Directions: Copy the records below exactly, leaving out every picture.

* * *

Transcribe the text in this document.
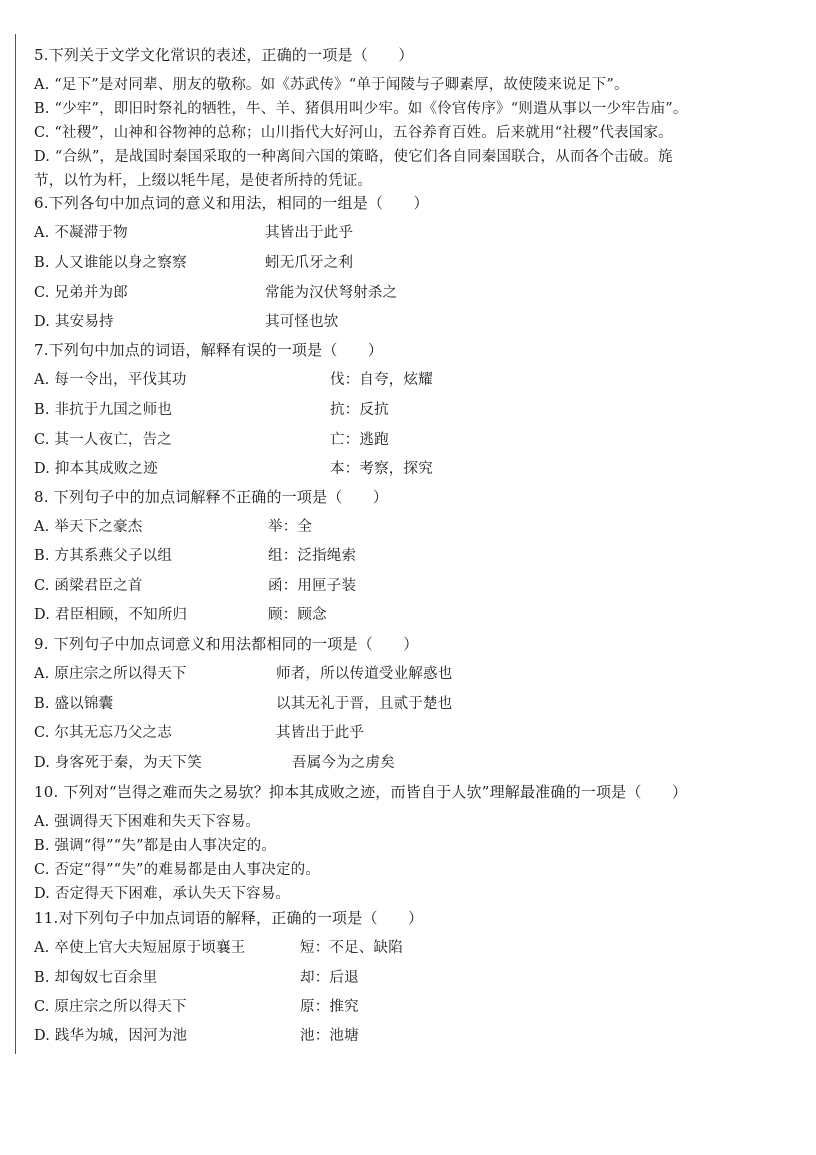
5.下列关于文学文化常识的表述，正确的一项是（　　）
A. “足下”是对同辈、朋友的敬称。如《苏武传》“单于闻陵与子卿素厚，故使陵来说足下”。
B. “少牢”，即旧时祭礼的牺牲，牛、羊、猪俱用叫少牢。如《伶官传序》“则遣从事以一少牢告庙”。
C. “社稷”，山神和谷物神的总称；山川指代大好河山，五谷养育百姓。后来就用“社稷”代表国家。
D. “合纵”，是战国时秦国采取的一种离间六国的策略，使它们各自同秦国联合，从而各个击破。旄
节，以竹为杆，上缀以牦牛尾，是使者所持的凭证。
6.下列各句中加点词的意义和用法，相同的一组是（　　）
A. 不凝滞于物	其皆出于此乎
B. 人又谁能以身之察察	蚓无爪牙之利
C. 兄弟并为郎	常能为汉伏弩射杀之
D. 其安易持	其可怪也欤
7.下列句中加点的词语，解释有误的一项是（　　）
A. 每一令出，平伐其功	伐：自夸，炫耀
B. 非抗于九国之师也	抗：反抗
C. 其一人夜亡，告之	亡：逃跑
D. 抑本其成败之迹	本：考察，探究
8. 下列句子中的加点词解释不正确的一项是（　　）
A. 举天下之豪杰	举：全
B. 方其系燕父子以组	组：泛指绳索
C. 函梁君臣之首	函：用匣子装
D. 君臣相顾，不知所归	顾：顾念
9. 下列句子中加点词意义和用法都相同的一项是（　　）
A. 原庄宗之所以得天下	师者，所以传道受业解惑也
B. 盛以锦囊	以其无礼于晋，且贰于楚也
C. 尔其无忘乃父之志	其皆出于此乎
D. 身客死于秦，为天下笑	吾属今为之虏矣
10. 下列对“岂得之难而失之易欤？抑本其成败之迹，而皆自于人欤”理解最准确的一项是（　　）
A. 强调得天下困难和失天下容易。
B. 强调“得”“失”都是由人事决定的。
C. 否定“得”“失”的难易都是由人事决定的。
D. 否定得天下困难，承认失天下容易。
11.对下列句子中加点词语的解释，正确的一项是（　　）
A. 卒使上官大夫短屈原于顷襄王	短：不足、缺陷
B. 却匈奴七百余里	却：后退
C. 原庄宗之所以得天下	原：推究
D. 践华为城，因河为池	池：池塘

* * *

Result below:
Transcribe the text in this document.
5.下列关于文学文化常识的表述，正确的一项是（　　）
A. “足下”是对同辈、朋友的敬称。如《苏武传》“单于闻陵与子卿素厚，故使陵来说足下”。
B. “少牢”，即旧时祭礼的牺牲，牛、羊、猪俱用叫少牢。如《伶官传序》“则遣从事以一少牢告庙”。
C. “社稷”，山神和谷物神的总称；山川指代大好河山，五谷养育百姓。后来就用“社稷”代表国家。
D. “合纵”，是战国时秦国采取的一种离间六国的策略，使它们各自同秦国联合，从而各个击破。旄
节，以竹为杆，上缀以牦牛尾，是使者所持的凭证。
6.下列各句中加点词的意义和用法，相同的一组是（　　）
A. 不凝滞于物	其皆出于此乎
B. 人又谁能以身之察察	蚓无爪牙之利
C. 兄弟并为郎	常能为汉伏弩射杀之
D. 其安易持	其可怪也欤
7.下列句中加点的词语，解释有误的一项是（　　）
A. 每一令出，平伐其功	伐：自夸，炫耀
B. 非抗于九国之师也	抗：反抗
C. 其一人夜亡，告之	亡：逃跑
D. 抑本其成败之迹	本：考察，探究
8. 下列句子中的加点词解释不正确的一项是（　　）
A. 举天下之豪杰	举：全
B. 方其系燕父子以组	组：泛指绳索
C. 函梁君臣之首	函：用匣子装
D. 君臣相顾，不知所归	顾：顾念
9. 下列句子中加点词意义和用法都相同的一项是（　　）
A. 原庄宗之所以得天下	师者，所以传道受业解惑也
B. 盛以锦囊	以其无礼于晋，且贰于楚也
C. 尔其无忘乃父之志	其皆出于此乎
D. 身客死于秦，为天下笑	吾属今为之虏矣
10. 下列对“岂得之难而失之易欤？抑本其成败之迹，而皆自于人欤”理解最准确的一项是（　　）
A. 强调得天下困难和失天下容易。
B. 强调“得”“失”都是由人事决定的。
C. 否定“得”“失”的难易都是由人事决定的。
D. 否定得天下困难，承认失天下容易。
11.对下列句子中加点词语的解释，正确的一项是（　　）
A. 卒使上官大夫短屈原于顷襄王	短：不足、缺陷
B. 却匈奴七百余里	却：后退
C. 原庄宗之所以得天下	原：推究
D. 践华为城，因河为池	池：池塘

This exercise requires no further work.